Type out the records that follow, exactly as given.

(Entries with figure data)
##############################

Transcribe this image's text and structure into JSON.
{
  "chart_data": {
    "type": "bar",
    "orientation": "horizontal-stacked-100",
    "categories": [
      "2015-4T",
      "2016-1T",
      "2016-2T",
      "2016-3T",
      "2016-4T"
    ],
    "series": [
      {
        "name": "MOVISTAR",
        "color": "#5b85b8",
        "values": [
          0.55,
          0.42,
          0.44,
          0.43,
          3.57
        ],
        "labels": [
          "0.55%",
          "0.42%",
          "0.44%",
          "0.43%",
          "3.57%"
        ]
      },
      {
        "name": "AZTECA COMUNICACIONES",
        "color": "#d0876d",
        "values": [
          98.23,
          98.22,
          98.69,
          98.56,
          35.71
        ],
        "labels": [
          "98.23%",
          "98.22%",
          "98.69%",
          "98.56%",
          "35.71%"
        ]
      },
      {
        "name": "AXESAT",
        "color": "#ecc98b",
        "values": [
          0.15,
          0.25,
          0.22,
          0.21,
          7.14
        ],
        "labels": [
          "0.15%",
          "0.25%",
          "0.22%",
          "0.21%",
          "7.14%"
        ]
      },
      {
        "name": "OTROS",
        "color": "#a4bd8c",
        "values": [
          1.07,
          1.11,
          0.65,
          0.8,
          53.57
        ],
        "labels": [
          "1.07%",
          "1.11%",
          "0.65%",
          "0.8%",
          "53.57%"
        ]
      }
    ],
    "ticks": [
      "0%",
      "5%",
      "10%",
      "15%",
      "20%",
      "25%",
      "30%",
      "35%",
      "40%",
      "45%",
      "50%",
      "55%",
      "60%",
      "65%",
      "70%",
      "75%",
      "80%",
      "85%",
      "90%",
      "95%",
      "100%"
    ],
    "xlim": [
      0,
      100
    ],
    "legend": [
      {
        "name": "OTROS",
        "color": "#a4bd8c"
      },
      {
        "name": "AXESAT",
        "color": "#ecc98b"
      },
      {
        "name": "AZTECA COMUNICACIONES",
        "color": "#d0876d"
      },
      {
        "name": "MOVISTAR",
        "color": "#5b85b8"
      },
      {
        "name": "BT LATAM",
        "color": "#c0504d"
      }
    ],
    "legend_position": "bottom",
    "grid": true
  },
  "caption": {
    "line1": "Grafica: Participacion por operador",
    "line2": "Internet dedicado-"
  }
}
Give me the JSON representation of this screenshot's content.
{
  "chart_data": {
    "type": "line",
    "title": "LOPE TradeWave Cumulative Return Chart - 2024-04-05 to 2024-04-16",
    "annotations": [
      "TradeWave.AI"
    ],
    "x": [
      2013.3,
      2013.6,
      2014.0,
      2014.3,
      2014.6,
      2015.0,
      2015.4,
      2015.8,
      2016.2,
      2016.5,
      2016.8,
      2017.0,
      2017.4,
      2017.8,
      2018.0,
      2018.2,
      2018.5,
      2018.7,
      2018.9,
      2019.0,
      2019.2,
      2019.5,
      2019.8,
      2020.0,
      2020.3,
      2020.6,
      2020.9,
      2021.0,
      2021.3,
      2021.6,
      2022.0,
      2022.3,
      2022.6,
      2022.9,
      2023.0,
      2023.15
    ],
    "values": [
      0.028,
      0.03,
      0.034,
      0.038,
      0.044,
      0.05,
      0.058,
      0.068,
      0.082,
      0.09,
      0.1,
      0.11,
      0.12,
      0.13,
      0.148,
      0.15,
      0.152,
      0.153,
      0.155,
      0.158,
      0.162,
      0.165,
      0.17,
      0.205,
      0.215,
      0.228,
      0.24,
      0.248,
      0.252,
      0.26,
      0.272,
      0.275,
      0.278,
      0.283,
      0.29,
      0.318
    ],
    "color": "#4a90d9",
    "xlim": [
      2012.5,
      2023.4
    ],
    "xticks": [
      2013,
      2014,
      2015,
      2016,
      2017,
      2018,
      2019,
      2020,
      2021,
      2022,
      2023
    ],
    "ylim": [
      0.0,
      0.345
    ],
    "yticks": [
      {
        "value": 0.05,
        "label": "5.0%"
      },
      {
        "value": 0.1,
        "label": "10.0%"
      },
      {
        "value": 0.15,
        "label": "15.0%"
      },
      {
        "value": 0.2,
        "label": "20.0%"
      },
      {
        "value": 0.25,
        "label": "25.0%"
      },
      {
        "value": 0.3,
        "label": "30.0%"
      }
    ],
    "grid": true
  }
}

##############################

Answer below
Transcribe this image's text and structure into JSON.
{
  "chart_data": {
    "type": "bar",
    "orientation": "horizontal-stacked-100",
    "categories": [
      "2015-4T",
      "2016-1T",
      "2016-2T",
      "2016-3T",
      "2016-4T"
    ],
    "series": [
      {
        "name": "MOVISTAR",
        "color": "#5b85b8",
        "values": [
          0.55,
          0.42,
          0.44,
          0.43,
          3.57
        ],
        "labels": [
          "0.55%",
          "0.42%",
          "0.44%",
          "0.43%",
          "3.57%"
        ]
      },
      {
        "name": "AZTECA COMUNICACIONES",
        "color": "#d0876d",
        "values": [
          98.23,
          98.22,
          98.69,
          98.56,
          35.71
        ],
        "labels": [
          "98.23%",
          "98.22%",
          "98.69%",
          "98.56%",
          "35.71%"
        ]
      },
      {
        "name": "AXESAT",
        "color": "#ecc98b",
        "values": [
          0.15,
          0.25,
          0.22,
          0.21,
          7.14
        ],
        "labels": [
          "0.15%",
          "0.25%",
          "0.22%",
          "0.21%",
          "7.14%"
        ]
      },
      {
        "name": "OTROS",
        "color": "#a4bd8c",
        "values": [
          1.07,
          1.11,
          0.65,
          0.8,
          53.57
        ],
        "labels": [
          "1.07%",
          "1.11%",
          "0.65%",
          "0.8%",
          "53.57%"
        ]
      }
    ],
    "ticks": [
      "0%",
      "5%",
      "10%",
      "15%",
      "20%",
      "25%",
      "30%",
      "35%",
      "40%",
      "45%",
      "50%",
      "55%",
      "60%",
      "65%",
      "70%",
      "75%",
      "80%",
      "85%",
      "90%",
      "95%",
      "100%"
    ],
    "xlim": [
      0,
      100
    ],
    "legend": [
      {
        "name": "OTROS",
        "color": "#a4bd8c"
      },
      {
        "name": "AXESAT",
        "color": "#ecc98b"
      },
      {
        "name": "AZTECA COMUNICACIONES",
        "color": "#d0876d"
      },
      {
        "name": "MOVISTAR",
        "color": "#5b85b8"
      },
      {
        "name": "BT LATAM",
        "color": "#c0504d"
      }
    ],
    "legend_position": "bottom",
    "grid": true
  },
  "caption": {
    "line1": "Grafica: Participacion por operador",
    "line2": "Internet dedicado-"
  }
}
Give me the JSON representation of this screenshot's content.
{
  "chart_data": {
    "type": "line",
    "title": "LOPE TradeWave Cumulative Return Chart - 2024-04-05 to 2024-04-16",
    "annotations": [
      "TradeWave.AI"
    ],
    "x": [
      2013.3,
      2013.6,
      2014.0,
      2014.3,
      2014.6,
      2015.0,
      2015.4,
      2015.8,
      2016.2,
      2016.5,
      2016.8,
      2017.0,
      2017.4,
      2017.8,
      2018.0,
      2018.2,
      2018.5,
      2018.7,
      2018.9,
      2019.0,
      2019.2,
      2019.5,
      2019.8,
      2020.0,
      2020.3,
      2020.6,
      2020.9,
      2021.0,
      2021.3,
      2021.6,
      2022.0,
      2022.3,
      2022.6,
      2022.9,
      2023.0,
      2023.15
    ],
    "values": [
      0.028,
      0.03,
      0.034,
      0.038,
      0.044,
      0.05,
      0.058,
      0.068,
      0.082,
      0.09,
      0.1,
      0.11,
      0.12,
      0.13,
      0.148,
      0.15,
      0.152,
      0.153,
      0.155,
      0.158,
      0.162,
      0.165,
      0.17,
      0.205,
      0.215,
      0.228,
      0.24,
      0.248,
      0.252,
      0.26,
      0.272,
      0.275,
      0.278,
      0.283,
      0.29,
      0.318
    ],
    "color": "#4a90d9",
    "xlim": [
      2012.5,
      2023.4
    ],
    "xticks": [
      2013,
      2014,
      2015,
      2016,
      2017,
      2018,
      2019,
      2020,
      2021,
      2022,
      2023
    ],
    "ylim": [
      0.0,
      0.345
    ],
    "yticks": [
      {
        "value": 0.05,
        "label": "5.0%"
      },
      {
        "value": 0.1,
        "label": "10.0%"
      },
      {
        "value": 0.15,
        "label": "15.0%"
      },
      {
        "value": 0.2,
        "label": "20.0%"
      },
      {
        "value": 0.25,
        "label": "25.0%"
      },
      {
        "value": 0.3,
        "label": "30.0%"
      }
    ],
    "grid": true
  }
}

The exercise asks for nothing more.